SUPPLIED ENTRIES:
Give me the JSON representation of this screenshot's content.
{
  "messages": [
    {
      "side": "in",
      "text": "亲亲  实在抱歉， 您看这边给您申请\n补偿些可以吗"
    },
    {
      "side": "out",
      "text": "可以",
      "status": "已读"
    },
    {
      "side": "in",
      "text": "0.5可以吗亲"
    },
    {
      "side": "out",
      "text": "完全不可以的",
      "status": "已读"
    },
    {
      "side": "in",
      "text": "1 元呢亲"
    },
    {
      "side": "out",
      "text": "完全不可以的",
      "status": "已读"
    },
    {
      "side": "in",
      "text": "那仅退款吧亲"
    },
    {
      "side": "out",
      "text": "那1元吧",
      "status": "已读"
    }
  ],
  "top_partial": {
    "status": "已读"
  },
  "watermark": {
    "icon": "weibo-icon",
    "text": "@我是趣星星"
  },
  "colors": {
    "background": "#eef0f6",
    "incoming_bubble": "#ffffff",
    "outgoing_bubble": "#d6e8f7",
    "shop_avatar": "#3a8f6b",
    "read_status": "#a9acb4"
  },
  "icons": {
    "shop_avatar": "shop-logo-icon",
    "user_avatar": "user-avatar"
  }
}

THE REQUEST:
Reproduce all of the material above word for word.

RESULT OF THIS TASK:
Give me the JSON representation of this screenshot's content.
{
  "messages": [
    {
      "side": "in",
      "text": "亲亲  实在抱歉， 您看这边给您申请\n补偿些可以吗"
    },
    {
      "side": "out",
      "text": "可以",
      "status": "已读"
    },
    {
      "side": "in",
      "text": "0.5可以吗亲"
    },
    {
      "side": "out",
      "text": "完全不可以的",
      "status": "已读"
    },
    {
      "side": "in",
      "text": "1 元呢亲"
    },
    {
      "side": "out",
      "text": "完全不可以的",
      "status": "已读"
    },
    {
      "side": "in",
      "text": "那仅退款吧亲"
    },
    {
      "side": "out",
      "text": "那1元吧",
      "status": "已读"
    }
  ],
  "top_partial": {
    "status": "已读"
  },
  "watermark": {
    "icon": "weibo-icon",
    "text": "@我是趣星星"
  },
  "colors": {
    "background": "#eef0f6",
    "incoming_bubble": "#ffffff",
    "outgoing_bubble": "#d6e8f7",
    "shop_avatar": "#3a8f6b",
    "read_status": "#a9acb4"
  },
  "icons": {
    "shop_avatar": "shop-logo-icon",
    "user_avatar": "user-avatar"
  }
}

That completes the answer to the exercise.